Entries taken from a collection
□ □ □ □ □ □ □

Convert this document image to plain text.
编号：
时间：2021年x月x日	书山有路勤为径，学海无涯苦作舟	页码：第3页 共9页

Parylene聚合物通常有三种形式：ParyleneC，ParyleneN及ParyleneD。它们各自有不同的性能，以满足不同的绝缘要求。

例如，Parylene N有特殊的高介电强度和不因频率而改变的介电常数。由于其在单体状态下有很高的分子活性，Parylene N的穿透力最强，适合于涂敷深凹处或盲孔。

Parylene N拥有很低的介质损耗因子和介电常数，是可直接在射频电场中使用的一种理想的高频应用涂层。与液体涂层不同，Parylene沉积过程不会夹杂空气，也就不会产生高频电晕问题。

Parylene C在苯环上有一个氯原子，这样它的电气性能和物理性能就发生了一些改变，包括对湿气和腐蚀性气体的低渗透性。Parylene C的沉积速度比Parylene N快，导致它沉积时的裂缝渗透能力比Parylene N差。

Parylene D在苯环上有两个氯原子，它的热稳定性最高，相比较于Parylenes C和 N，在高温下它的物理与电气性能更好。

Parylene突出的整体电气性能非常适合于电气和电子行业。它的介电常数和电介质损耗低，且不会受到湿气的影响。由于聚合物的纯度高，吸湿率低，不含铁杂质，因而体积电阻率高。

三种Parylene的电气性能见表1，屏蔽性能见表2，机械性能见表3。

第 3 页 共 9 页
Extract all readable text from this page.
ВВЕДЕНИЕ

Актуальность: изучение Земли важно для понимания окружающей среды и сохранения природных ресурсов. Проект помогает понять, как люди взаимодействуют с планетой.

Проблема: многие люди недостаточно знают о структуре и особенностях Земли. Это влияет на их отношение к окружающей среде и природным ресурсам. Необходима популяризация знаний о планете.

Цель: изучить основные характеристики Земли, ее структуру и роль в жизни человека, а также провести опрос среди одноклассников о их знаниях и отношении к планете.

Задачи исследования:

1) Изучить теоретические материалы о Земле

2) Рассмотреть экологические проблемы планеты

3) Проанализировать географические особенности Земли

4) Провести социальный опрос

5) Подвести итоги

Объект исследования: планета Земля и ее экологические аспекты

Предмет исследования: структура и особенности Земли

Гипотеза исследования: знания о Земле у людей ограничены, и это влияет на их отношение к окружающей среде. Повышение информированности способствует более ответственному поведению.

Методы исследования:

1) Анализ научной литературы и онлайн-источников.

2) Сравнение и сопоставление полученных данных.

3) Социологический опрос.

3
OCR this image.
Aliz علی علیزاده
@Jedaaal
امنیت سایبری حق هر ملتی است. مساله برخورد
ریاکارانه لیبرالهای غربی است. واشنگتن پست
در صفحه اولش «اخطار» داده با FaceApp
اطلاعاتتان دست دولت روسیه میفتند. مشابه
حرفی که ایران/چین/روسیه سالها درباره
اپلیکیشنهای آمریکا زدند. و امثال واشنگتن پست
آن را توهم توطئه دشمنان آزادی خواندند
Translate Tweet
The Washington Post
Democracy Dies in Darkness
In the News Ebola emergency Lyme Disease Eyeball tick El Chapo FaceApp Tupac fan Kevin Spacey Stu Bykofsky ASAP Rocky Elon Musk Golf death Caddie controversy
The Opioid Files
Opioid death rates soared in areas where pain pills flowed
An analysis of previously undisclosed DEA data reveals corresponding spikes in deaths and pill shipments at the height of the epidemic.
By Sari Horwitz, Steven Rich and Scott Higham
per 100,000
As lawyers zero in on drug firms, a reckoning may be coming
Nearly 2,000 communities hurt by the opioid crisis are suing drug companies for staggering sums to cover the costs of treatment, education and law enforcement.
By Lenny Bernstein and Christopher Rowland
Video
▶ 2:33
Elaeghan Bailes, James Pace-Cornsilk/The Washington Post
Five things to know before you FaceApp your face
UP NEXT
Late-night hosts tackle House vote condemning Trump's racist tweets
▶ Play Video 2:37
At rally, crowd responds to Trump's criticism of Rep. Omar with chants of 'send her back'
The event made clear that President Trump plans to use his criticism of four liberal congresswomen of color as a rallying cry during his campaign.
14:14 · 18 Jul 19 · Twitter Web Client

□ □ □ □ □ □ □

▶ [Do this] From the data above, show each line that contains "особенности".

▶ [Completed exercise]
3) Проанализировать географические особенности Земли
Предмет исследования: структура и особенности Земли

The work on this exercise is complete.